DATA LISTING:
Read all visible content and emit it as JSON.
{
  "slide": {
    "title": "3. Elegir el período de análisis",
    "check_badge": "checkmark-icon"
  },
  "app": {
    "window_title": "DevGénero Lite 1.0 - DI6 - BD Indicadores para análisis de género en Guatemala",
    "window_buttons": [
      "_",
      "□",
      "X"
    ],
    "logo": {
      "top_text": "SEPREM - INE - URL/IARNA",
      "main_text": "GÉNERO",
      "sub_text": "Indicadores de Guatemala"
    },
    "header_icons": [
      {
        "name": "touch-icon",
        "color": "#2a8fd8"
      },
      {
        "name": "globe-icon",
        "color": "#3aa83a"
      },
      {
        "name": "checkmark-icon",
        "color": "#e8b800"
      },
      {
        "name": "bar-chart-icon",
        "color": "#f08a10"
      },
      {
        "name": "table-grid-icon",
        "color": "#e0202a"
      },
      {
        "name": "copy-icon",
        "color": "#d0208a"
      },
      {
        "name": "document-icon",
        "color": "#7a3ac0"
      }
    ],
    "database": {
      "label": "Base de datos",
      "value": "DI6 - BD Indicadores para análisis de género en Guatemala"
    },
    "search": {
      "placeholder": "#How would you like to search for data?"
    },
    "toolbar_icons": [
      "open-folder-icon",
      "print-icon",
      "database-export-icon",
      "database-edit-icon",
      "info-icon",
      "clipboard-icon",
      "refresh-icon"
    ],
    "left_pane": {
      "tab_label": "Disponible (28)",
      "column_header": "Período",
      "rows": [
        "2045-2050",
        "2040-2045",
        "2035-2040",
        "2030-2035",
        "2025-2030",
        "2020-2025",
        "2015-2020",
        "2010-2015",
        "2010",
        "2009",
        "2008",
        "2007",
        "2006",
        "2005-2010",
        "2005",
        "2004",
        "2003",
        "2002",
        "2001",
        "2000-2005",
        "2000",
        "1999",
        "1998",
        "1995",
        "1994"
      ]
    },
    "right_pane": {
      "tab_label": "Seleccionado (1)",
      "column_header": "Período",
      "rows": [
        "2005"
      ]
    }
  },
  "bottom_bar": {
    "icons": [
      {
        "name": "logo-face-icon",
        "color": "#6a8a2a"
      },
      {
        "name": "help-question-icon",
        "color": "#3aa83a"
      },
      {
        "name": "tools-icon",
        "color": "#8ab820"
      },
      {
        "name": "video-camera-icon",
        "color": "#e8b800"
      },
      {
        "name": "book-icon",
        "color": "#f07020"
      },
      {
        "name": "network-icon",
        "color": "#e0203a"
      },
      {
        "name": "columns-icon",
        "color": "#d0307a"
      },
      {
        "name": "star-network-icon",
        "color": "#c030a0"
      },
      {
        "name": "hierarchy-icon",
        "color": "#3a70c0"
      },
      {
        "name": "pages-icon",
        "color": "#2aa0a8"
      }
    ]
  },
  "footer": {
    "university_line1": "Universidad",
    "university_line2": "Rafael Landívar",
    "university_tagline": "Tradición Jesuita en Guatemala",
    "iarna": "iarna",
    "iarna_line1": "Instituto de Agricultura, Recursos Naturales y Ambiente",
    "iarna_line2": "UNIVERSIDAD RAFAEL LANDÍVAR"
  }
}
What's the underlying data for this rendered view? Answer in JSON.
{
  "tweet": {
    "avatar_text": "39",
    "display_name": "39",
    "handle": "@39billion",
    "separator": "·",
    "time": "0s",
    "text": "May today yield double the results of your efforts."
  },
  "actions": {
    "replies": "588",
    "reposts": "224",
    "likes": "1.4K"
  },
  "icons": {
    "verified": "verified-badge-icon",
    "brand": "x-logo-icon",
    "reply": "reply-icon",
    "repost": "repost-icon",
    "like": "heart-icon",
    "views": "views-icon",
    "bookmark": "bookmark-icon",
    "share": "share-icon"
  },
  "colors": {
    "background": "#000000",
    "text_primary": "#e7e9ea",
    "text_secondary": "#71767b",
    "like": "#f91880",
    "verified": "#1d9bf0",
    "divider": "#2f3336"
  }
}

OBJECTIVE: Retype the listing. Match it exactly.

SOLUTION BELOW:
Read all visible content and emit it as JSON.
{
  "slide": {
    "title": "3. Elegir el período de análisis",
    "check_badge": "checkmark-icon"
  },
  "app": {
    "window_title": "DevGénero Lite 1.0 - DI6 - BD Indicadores para análisis de género en Guatemala",
    "window_buttons": [
      "_",
      "□",
      "X"
    ],
    "logo": {
      "top_text": "SEPREM - INE - URL/IARNA",
      "main_text": "GÉNERO",
      "sub_text": "Indicadores de Guatemala"
    },
    "header_icons": [
      {
        "name": "touch-icon",
        "color": "#2a8fd8"
      },
      {
        "name": "globe-icon",
        "color": "#3aa83a"
      },
      {
        "name": "checkmark-icon",
        "color": "#e8b800"
      },
      {
        "name": "bar-chart-icon",
        "color": "#f08a10"
      },
      {
        "name": "table-grid-icon",
        "color": "#e0202a"
      },
      {
        "name": "copy-icon",
        "color": "#d0208a"
      },
      {
        "name": "document-icon",
        "color": "#7a3ac0"
      }
    ],
    "database": {
      "label": "Base de datos",
      "value": "DI6 - BD Indicadores para análisis de género en Guatemala"
    },
    "search": {
      "placeholder": "#How would you like to search for data?"
    },
    "toolbar_icons": [
      "open-folder-icon",
      "print-icon",
      "database-export-icon",
      "database-edit-icon",
      "info-icon",
      "clipboard-icon",
      "refresh-icon"
    ],
    "left_pane": {
      "tab_label": "Disponible (28)",
      "column_header": "Período",
      "rows": [
        "2045-2050",
        "2040-2045",
        "2035-2040",
        "2030-2035",
        "2025-2030",
        "2020-2025",
        "2015-2020",
        "2010-2015",
        "2010",
        "2009",
        "2008",
        "2007",
        "2006",
        "2005-2010",
        "2005",
        "2004",
        "2003",
        "2002",
        "2001",
        "2000-2005",
        "2000",
        "1999",
        "1998",
        "1995",
        "1994"
      ]
    },
    "right_pane": {
      "tab_label": "Seleccionado (1)",
      "column_header": "Período",
      "rows": [
        "2005"
      ]
    }
  },
  "bottom_bar": {
    "icons": [
      {
        "name": "logo-face-icon",
        "color": "#6a8a2a"
      },
      {
        "name": "help-question-icon",
        "color": "#3aa83a"
      },
      {
        "name": "tools-icon",
        "color": "#8ab820"
      },
      {
        "name": "video-camera-icon",
        "color": "#e8b800"
      },
      {
        "name": "book-icon",
        "color": "#f07020"
      },
      {
        "name": "network-icon",
        "color": "#e0203a"
      },
      {
        "name": "columns-icon",
        "color": "#d0307a"
      },
      {
        "name": "star-network-icon",
        "color": "#c030a0"
      },
      {
        "name": "hierarchy-icon",
        "color": "#3a70c0"
      },
      {
        "name": "pages-icon",
        "color": "#2aa0a8"
      }
    ]
  },
  "footer": {
    "university_line1": "Universidad",
    "university_line2": "Rafael Landívar",
    "university_tagline": "Tradición Jesuita en Guatemala",
    "iarna": "iarna",
    "iarna_line1": "Instituto de Agricultura, Recursos Naturales y Ambiente",
    "iarna_line2": "UNIVERSIDAD RAFAEL LANDÍVAR"
  }
}
What's the underlying data for this rendered view? Answer in JSON.
{
  "tweet": {
    "avatar_text": "39",
    "display_name": "39",
    "handle": "@39billion",
    "separator": "·",
    "time": "0s",
    "text": "May today yield double the results of your efforts."
  },
  "actions": {
    "replies": "588",
    "reposts": "224",
    "likes": "1.4K"
  },
  "icons": {
    "verified": "verified-badge-icon",
    "brand": "x-logo-icon",
    "reply": "reply-icon",
    "repost": "repost-icon",
    "like": "heart-icon",
    "views": "views-icon",
    "bookmark": "bookmark-icon",
    "share": "share-icon"
  },
  "colors": {
    "background": "#000000",
    "text_primary": "#e7e9ea",
    "text_secondary": "#71767b",
    "like": "#f91880",
    "verified": "#1d9bf0",
    "divider": "#2f3336"
  }
}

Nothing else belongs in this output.